* **MATERIAL FOR THIS EXERCISE**:
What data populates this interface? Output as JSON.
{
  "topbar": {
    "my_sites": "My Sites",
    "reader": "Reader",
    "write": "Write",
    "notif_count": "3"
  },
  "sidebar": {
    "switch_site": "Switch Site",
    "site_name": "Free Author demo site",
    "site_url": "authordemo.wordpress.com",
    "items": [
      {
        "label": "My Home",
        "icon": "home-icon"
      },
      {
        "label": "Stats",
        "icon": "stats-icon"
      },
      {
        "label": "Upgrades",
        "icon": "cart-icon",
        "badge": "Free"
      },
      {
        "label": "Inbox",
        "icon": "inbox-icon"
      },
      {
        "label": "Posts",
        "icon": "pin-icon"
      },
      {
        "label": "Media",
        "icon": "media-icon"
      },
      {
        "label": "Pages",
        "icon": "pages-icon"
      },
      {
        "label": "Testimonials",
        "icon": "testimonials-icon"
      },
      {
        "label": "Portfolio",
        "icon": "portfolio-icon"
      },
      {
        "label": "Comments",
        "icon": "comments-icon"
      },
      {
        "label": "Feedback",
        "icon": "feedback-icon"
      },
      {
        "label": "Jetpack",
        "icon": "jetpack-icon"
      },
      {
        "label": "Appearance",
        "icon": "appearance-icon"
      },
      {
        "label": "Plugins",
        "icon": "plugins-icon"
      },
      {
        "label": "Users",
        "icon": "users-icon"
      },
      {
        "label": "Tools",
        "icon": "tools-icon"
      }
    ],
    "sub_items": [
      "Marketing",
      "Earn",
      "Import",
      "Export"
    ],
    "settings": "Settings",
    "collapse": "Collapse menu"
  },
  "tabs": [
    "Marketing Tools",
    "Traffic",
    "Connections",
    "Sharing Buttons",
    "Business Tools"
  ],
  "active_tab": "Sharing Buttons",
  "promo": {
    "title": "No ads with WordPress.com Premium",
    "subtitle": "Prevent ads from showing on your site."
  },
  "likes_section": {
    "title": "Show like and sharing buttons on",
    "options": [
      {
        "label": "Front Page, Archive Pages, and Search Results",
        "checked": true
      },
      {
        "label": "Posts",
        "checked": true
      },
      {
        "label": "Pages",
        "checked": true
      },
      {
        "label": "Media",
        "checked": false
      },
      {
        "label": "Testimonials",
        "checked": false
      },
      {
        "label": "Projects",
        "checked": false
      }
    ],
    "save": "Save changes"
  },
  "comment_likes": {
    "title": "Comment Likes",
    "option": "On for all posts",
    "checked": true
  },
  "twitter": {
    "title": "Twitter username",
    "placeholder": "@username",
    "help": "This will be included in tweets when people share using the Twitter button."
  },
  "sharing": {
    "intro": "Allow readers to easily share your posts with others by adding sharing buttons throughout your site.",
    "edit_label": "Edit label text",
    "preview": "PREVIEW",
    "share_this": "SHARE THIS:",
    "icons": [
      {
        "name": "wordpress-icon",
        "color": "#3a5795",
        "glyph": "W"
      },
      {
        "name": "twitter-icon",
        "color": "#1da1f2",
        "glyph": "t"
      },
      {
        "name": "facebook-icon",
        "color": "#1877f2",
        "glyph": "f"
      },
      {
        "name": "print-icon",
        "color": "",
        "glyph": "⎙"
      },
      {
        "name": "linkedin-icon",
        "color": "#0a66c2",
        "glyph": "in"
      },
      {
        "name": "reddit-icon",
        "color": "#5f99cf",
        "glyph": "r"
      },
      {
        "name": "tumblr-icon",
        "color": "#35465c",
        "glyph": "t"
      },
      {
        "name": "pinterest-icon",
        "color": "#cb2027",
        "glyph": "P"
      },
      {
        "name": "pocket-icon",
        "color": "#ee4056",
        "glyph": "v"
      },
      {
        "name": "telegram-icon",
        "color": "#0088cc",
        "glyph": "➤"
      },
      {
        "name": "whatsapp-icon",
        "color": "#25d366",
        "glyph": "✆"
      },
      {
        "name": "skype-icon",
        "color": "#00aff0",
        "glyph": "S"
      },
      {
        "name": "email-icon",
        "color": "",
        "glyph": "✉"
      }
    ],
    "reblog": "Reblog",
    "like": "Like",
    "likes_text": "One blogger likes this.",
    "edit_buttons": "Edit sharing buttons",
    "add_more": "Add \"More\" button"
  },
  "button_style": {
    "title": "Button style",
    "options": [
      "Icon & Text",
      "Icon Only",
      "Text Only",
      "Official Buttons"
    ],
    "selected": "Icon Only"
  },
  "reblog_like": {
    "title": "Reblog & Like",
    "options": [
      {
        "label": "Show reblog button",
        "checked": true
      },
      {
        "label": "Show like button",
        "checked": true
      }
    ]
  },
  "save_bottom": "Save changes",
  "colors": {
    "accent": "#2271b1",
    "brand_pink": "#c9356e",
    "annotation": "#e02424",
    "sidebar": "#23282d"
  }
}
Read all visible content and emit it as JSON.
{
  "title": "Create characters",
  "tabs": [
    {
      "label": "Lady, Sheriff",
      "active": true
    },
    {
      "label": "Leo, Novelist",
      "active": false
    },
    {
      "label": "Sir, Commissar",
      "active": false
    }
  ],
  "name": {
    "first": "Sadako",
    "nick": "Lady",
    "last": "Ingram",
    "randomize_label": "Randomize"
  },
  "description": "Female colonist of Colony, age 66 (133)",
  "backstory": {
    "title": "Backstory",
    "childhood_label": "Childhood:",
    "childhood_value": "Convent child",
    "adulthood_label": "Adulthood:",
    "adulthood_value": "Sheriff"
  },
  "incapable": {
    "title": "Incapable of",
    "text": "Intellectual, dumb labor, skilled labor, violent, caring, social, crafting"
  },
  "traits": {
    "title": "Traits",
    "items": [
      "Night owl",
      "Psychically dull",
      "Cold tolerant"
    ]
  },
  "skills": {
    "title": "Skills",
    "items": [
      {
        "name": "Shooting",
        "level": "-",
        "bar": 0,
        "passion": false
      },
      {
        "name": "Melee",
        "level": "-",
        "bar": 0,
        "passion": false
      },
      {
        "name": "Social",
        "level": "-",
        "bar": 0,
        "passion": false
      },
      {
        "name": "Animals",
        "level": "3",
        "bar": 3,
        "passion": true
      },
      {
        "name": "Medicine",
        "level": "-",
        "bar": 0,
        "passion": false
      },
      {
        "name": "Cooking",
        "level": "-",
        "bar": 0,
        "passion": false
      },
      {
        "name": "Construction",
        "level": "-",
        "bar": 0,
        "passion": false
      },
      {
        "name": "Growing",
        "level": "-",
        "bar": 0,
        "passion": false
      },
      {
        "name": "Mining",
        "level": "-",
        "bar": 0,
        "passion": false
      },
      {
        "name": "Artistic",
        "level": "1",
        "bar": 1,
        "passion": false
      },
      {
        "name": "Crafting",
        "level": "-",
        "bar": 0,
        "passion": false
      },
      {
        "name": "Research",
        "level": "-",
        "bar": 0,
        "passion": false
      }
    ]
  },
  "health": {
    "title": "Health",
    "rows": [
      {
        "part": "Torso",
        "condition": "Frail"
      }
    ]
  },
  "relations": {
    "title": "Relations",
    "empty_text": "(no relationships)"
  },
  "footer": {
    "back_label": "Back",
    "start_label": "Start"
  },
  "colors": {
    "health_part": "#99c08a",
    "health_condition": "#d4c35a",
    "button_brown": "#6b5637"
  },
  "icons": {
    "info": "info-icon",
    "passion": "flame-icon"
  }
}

* **WHAT YOU HAVE TO DO**: Look through the data above. Copy every line with the string "Edit" in it.

* **RESPONSE TO THIS EXERCISE**:
    "edit_label": "Edit label text",
    "edit_buttons": "Edit sharing buttons",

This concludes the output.